**ENTRIES:**
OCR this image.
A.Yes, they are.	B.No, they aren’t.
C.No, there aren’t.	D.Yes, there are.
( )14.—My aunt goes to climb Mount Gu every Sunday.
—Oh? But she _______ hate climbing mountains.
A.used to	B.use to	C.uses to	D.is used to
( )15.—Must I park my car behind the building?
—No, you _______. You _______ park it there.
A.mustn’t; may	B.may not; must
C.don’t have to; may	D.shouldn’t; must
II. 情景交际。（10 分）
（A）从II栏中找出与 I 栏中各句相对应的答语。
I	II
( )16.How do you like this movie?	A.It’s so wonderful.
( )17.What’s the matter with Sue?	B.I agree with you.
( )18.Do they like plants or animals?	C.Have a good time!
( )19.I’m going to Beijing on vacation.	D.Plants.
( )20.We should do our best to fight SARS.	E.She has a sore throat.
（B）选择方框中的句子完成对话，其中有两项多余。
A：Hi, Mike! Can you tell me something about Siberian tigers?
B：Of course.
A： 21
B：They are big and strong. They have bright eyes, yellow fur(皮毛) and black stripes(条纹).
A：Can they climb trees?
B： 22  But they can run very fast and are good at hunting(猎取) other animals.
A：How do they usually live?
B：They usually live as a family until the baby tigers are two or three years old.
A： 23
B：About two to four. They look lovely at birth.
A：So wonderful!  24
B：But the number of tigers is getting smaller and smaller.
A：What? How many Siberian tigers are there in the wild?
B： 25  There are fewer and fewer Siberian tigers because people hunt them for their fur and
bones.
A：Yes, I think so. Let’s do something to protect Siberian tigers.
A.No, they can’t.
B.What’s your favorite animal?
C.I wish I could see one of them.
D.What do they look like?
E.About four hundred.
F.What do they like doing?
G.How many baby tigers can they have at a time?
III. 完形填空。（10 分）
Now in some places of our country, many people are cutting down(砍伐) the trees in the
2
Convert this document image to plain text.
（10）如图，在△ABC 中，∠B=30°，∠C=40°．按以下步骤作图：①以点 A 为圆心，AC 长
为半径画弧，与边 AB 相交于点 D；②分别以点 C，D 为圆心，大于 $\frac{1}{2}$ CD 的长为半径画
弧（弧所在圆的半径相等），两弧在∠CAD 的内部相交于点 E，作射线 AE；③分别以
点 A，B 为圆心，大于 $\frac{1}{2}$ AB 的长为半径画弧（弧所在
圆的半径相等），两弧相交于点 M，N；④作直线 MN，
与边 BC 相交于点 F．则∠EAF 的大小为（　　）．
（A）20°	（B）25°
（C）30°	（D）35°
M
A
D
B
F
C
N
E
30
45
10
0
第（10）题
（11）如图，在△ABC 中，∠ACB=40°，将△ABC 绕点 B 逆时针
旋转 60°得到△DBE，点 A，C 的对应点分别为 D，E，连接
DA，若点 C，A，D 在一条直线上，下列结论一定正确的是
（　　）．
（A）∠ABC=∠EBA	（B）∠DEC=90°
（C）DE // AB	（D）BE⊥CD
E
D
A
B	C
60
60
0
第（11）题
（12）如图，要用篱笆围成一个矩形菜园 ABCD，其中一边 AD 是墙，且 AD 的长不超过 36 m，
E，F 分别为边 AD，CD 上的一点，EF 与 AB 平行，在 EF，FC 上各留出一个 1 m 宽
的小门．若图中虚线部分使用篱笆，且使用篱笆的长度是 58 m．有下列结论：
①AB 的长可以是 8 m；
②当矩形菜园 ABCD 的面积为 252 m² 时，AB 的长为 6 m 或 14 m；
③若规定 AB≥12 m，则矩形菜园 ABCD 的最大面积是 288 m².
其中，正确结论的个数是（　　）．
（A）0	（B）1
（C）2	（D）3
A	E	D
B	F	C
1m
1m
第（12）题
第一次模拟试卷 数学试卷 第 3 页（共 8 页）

**EXERCISE AIM:**
Write out all the records above again, exactly as they stand.

**OUTPUT:**
OCR this image.
A.Yes, they are.	B.No, they aren’t.
C.No, there aren’t.	D.Yes, there are.
( )14.—My aunt goes to climb Mount Gu every Sunday.
—Oh? But she _______ hate climbing mountains.
A.used to	B.use to	C.uses to	D.is used to
( )15.—Must I park my car behind the building?
—No, you _______. You _______ park it there.
A.mustn’t; may	B.may not; must
C.don’t have to; may	D.shouldn’t; must
II. 情景交际。（10 分）
（A）从II栏中找出与 I 栏中各句相对应的答语。
I	II
( )16.How do you like this movie?	A.It’s so wonderful.
( )17.What’s the matter with Sue?	B.I agree with you.
( )18.Do they like plants or animals?	C.Have a good time!
( )19.I’m going to Beijing on vacation.	D.Plants.
( )20.We should do our best to fight SARS.	E.She has a sore throat.
（B）选择方框中的句子完成对话，其中有两项多余。
A：Hi, Mike! Can you tell me something about Siberian tigers?
B：Of course.
A： 21
B：They are big and strong. They have bright eyes, yellow fur(皮毛) and black stripes(条纹).
A：Can they climb trees?
B： 22  But they can run very fast and are good at hunting(猎取) other animals.
A：How do they usually live?
B：They usually live as a family until the baby tigers are two or three years old.
A： 23
B：About two to four. They look lovely at birth.
A：So wonderful!  24
B：But the number of tigers is getting smaller and smaller.
A：What? How many Siberian tigers are there in the wild?
B： 25  There are fewer and fewer Siberian tigers because people hunt them for their fur and
bones.
A：Yes, I think so. Let’s do something to protect Siberian tigers.
A.No, they can’t.
B.What’s your favorite animal?
C.I wish I could see one of them.
D.What do they look like?
E.About four hundred.
F.What do they like doing?
G.How many baby tigers can they have at a time?
III. 完形填空。（10 分）
Now in some places of our country, many people are cutting down(砍伐) the trees in the
2
Convert this document image to plain text.
（10）如图，在△ABC 中，∠B=30°，∠C=40°．按以下步骤作图：①以点 A 为圆心，AC 长
为半径画弧，与边 AB 相交于点 D；②分别以点 C，D 为圆心，大于 $\frac{1}{2}$ CD 的长为半径画
弧（弧所在圆的半径相等），两弧在∠CAD 的内部相交于点 E，作射线 AE；③分别以
点 A，B 为圆心，大于 $\frac{1}{2}$ AB 的长为半径画弧（弧所在
圆的半径相等），两弧相交于点 M，N；④作直线 MN，
与边 BC 相交于点 F．则∠EAF 的大小为（　　）．
（A）20°	（B）25°
（C）30°	（D）35°
M
A
D
B
F
C
N
E
30
45
10
0
第（10）题
（11）如图，在△ABC 中，∠ACB=40°，将△ABC 绕点 B 逆时针
旋转 60°得到△DBE，点 A，C 的对应点分别为 D，E，连接
DA，若点 C，A，D 在一条直线上，下列结论一定正确的是
（　　）．
（A）∠ABC=∠EBA	（B）∠DEC=90°
（C）DE // AB	（D）BE⊥CD
E
D
A
B	C
60
60
0
第（11）题
（12）如图，要用篱笆围成一个矩形菜园 ABCD，其中一边 AD 是墙，且 AD 的长不超过 36 m，
E，F 分别为边 AD，CD 上的一点，EF 与 AB 平行，在 EF，FC 上各留出一个 1 m 宽
的小门．若图中虚线部分使用篱笆，且使用篱笆的长度是 58 m．有下列结论：
①AB 的长可以是 8 m；
②当矩形菜园 ABCD 的面积为 252 m² 时，AB 的长为 6 m 或 14 m；
③若规定 AB≥12 m，则矩形菜园 ABCD 的最大面积是 288 m².
其中，正确结论的个数是（　　）．
（A）0	（B）1
（C）2	（D）3
A	E	D
B	F	C
1m
1m
第（12）题
第一次模拟试卷 数学试卷 第 3 页（共 8 页）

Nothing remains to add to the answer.